▶ **Your task**: State only how many lines contain the string "среднем".
* START Recorded data *
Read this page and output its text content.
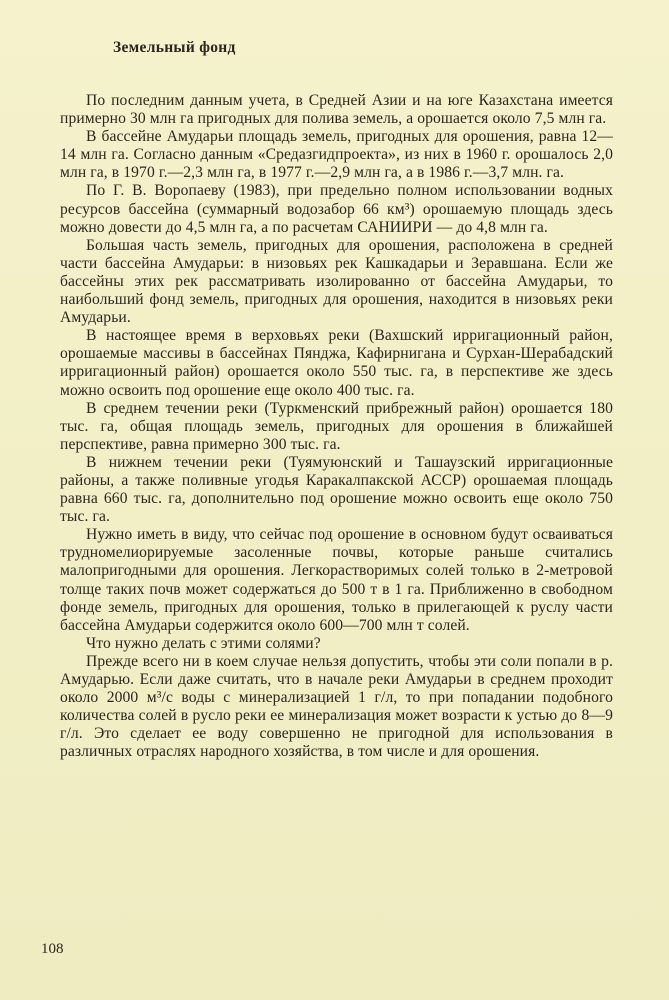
Земельный фонд

По последним данным учета, в Средней Азии и на юге Казахстана имеется примерно 30 млн га пригодных для полива земель, а орошается около 7,5 млн га.

В бассейне Амударьи площадь земель, пригодных для орошения, равна 12—14 млн га. Согласно данным «Средазгидпроекта», из них в 1960 г. орошалось 2,0 млн га, в 1970 г.—2,3 млн га, в 1977 г.—2,9 млн га, а в 1986 г.—3,7 млн. га.

По Г. В. Воропаеву (1983), при предельно полном использовании водных ресурсов бассейна (суммарный водозабор 66 км³) орошаемую площадь здесь можно довести до 4,5 млн га, а по расчетам САНИИРИ — до 4,8 млн га.

Большая часть земель, пригодных для орошения, расположена в средней части бассейна Амударьи: в низовьях рек Кашкадарьи и Зеравшана. Если же бассейны этих рек рассматривать изолированно от бассейна Амударьи, то наибольший фонд земель, пригодных для орошения, находится в низовьях реки Амударьи.

В настоящее время в верховьях реки (Вахшский ирригационный район, орошаемые массивы в бассейнах Пянджа, Кафирнигана и Сурхан-Шерабадский ирригационный район) орошается около 550 тыс. га, в перспективе же здесь можно освоить под орошение еще около 400 тыс. га.

В среднем течении реки (Туркменский прибрежный район) орошается 180 тыс. га, общая площадь земель, пригодных для орошения в ближайшей перспективе, равна примерно 300 тыс. га.

В нижнем течении реки (Туямуюнский и Ташаузский ирригационные районы, а также поливные угодья Каракалпакской АССР) орошаемая площадь равна 660 тыс. га, дополнительно под орошение можно освоить еще около 750 тыс. га.

Нужно иметь в виду, что сейчас под орошение в основном будут осваиваться трудномелиорируемые засоленные почвы, которые раньше считались малопригодными для орошения. Легкорастворимых солей только в 2-метровой толще таких почв может содержаться до 500 т в 1 га. Приближенно в свободном фонде земель, пригодных для орошения, только в прилегающей к руслу части бассейна Амударьи содержится около 600—700 млн т солей.

Что нужно делать с этими солями?

Прежде всего ни в коем случае нельзя допустить, чтобы эти соли попали в р. Амударью. Если даже считать, что в начале реки Амударьи в среднем проходит около 2000 м³/с воды с минерализацией 1 г/л, то при попадании подобного количества солей в русло реки ее минерализация может возрасти к устью до 8—9 г/л. Это сделает ее воду совершенно не пригодной для использования в различных отраслях народного хозяйства, в том числе и для орошения.

108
* END Recorded data *
▶ **Exercise solution**: 2